[Dataset entries]
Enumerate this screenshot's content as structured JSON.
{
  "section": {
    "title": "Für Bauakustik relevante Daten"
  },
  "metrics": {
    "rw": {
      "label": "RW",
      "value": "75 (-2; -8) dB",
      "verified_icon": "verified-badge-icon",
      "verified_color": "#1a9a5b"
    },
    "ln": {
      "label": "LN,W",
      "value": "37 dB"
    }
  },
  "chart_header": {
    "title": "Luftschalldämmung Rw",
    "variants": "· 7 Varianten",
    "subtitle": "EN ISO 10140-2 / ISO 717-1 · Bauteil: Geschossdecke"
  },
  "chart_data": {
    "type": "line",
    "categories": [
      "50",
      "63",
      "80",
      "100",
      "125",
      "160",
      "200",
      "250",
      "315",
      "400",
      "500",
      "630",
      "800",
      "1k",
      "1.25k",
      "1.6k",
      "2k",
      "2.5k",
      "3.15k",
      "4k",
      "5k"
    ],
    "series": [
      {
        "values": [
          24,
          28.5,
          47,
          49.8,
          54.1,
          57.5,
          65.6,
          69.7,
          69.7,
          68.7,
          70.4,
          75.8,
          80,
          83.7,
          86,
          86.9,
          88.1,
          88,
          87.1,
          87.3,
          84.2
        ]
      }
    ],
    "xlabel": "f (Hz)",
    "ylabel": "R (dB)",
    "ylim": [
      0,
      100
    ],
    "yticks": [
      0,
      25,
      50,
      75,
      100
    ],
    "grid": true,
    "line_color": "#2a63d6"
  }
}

■ Task objective ■
Return all of the entries exactly as written.

■ Problem solution ■
Enumerate this screenshot's content as structured JSON.
{
  "section": {
    "title": "Für Bauakustik relevante Daten"
  },
  "metrics": {
    "rw": {
      "label": "RW",
      "value": "75 (-2; -8) dB",
      "verified_icon": "verified-badge-icon",
      "verified_color": "#1a9a5b"
    },
    "ln": {
      "label": "LN,W",
      "value": "37 dB"
    }
  },
  "chart_header": {
    "title": "Luftschalldämmung Rw",
    "variants": "· 7 Varianten",
    "subtitle": "EN ISO 10140-2 / ISO 717-1 · Bauteil: Geschossdecke"
  },
  "chart_data": {
    "type": "line",
    "categories": [
      "50",
      "63",
      "80",
      "100",
      "125",
      "160",
      "200",
      "250",
      "315",
      "400",
      "500",
      "630",
      "800",
      "1k",
      "1.25k",
      "1.6k",
      "2k",
      "2.5k",
      "3.15k",
      "4k",
      "5k"
    ],
    "series": [
      {
        "values": [
          24,
          28.5,
          47,
          49.8,
          54.1,
          57.5,
          65.6,
          69.7,
          69.7,
          68.7,
          70.4,
          75.8,
          80,
          83.7,
          86,
          86.9,
          88.1,
          88,
          87.1,
          87.3,
          84.2
        ]
      }
    ],
    "xlabel": "f (Hz)",
    "ylabel": "R (dB)",
    "ylim": [
      0,
      100
    ],
    "yticks": [
      0,
      25,
      50,
      75,
      100
    ],
    "grid": true,
    "line_color": "#2a63d6"
  }
}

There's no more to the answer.